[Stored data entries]
***

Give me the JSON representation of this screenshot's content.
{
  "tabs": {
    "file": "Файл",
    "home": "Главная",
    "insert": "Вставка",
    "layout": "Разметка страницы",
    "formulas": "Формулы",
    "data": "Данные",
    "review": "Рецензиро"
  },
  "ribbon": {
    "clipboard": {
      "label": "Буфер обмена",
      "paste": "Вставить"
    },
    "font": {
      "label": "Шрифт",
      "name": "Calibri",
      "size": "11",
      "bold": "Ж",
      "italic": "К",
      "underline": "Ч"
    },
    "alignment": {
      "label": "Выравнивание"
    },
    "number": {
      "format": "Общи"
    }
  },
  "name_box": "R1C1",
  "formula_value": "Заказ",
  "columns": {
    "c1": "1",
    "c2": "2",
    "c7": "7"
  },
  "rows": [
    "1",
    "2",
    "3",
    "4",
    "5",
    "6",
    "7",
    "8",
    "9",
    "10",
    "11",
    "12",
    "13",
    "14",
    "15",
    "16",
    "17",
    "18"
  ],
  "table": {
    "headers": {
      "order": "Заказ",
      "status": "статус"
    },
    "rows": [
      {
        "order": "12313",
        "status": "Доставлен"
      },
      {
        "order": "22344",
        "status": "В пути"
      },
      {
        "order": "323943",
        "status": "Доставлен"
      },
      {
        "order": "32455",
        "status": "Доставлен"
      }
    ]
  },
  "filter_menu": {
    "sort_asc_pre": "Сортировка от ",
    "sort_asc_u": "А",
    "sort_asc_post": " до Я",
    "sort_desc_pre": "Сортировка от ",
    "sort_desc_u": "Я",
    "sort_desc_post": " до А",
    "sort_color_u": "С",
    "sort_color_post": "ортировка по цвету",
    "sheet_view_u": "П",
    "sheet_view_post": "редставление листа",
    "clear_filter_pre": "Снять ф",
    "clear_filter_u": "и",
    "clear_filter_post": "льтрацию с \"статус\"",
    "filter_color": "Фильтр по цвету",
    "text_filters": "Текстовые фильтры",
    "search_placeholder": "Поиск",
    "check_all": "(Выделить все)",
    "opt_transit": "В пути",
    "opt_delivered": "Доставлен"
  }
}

***

Goal → Copy the data above in full, character for character.

Result of this exercise →
Give me the JSON representation of this screenshot's content.
{
  "tabs": {
    "file": "Файл",
    "home": "Главная",
    "insert": "Вставка",
    "layout": "Разметка страницы",
    "formulas": "Формулы",
    "data": "Данные",
    "review": "Рецензиро"
  },
  "ribbon": {
    "clipboard": {
      "label": "Буфер обмена",
      "paste": "Вставить"
    },
    "font": {
      "label": "Шрифт",
      "name": "Calibri",
      "size": "11",
      "bold": "Ж",
      "italic": "К",
      "underline": "Ч"
    },
    "alignment": {
      "label": "Выравнивание"
    },
    "number": {
      "format": "Общи"
    }
  },
  "name_box": "R1C1",
  "formula_value": "Заказ",
  "columns": {
    "c1": "1",
    "c2": "2",
    "c7": "7"
  },
  "rows": [
    "1",
    "2",
    "3",
    "4",
    "5",
    "6",
    "7",
    "8",
    "9",
    "10",
    "11",
    "12",
    "13",
    "14",
    "15",
    "16",
    "17",
    "18"
  ],
  "table": {
    "headers": {
      "order": "Заказ",
      "status": "статус"
    },
    "rows": [
      {
        "order": "12313",
        "status": "Доставлен"
      },
      {
        "order": "22344",
        "status": "В пути"
      },
      {
        "order": "323943",
        "status": "Доставлен"
      },
      {
        "order": "32455",
        "status": "Доставлен"
      }
    ]
  },
  "filter_menu": {
    "sort_asc_pre": "Сортировка от ",
    "sort_asc_u": "А",
    "sort_asc_post": " до Я",
    "sort_desc_pre": "Сортировка от ",
    "sort_desc_u": "Я",
    "sort_desc_post": " до А",
    "sort_color_u": "С",
    "sort_color_post": "ортировка по цвету",
    "sheet_view_u": "П",
    "sheet_view_post": "редставление листа",
    "clear_filter_pre": "Снять ф",
    "clear_filter_u": "и",
    "clear_filter_post": "льтрацию с \"статус\"",
    "filter_color": "Фильтр по цвету",
    "text_filters": "Текстовые фильтры",
    "search_placeholder": "Поиск",
    "check_all": "(Выделить все)",
    "opt_transit": "В пути",
    "opt_delivered": "Доставлен"
  }
}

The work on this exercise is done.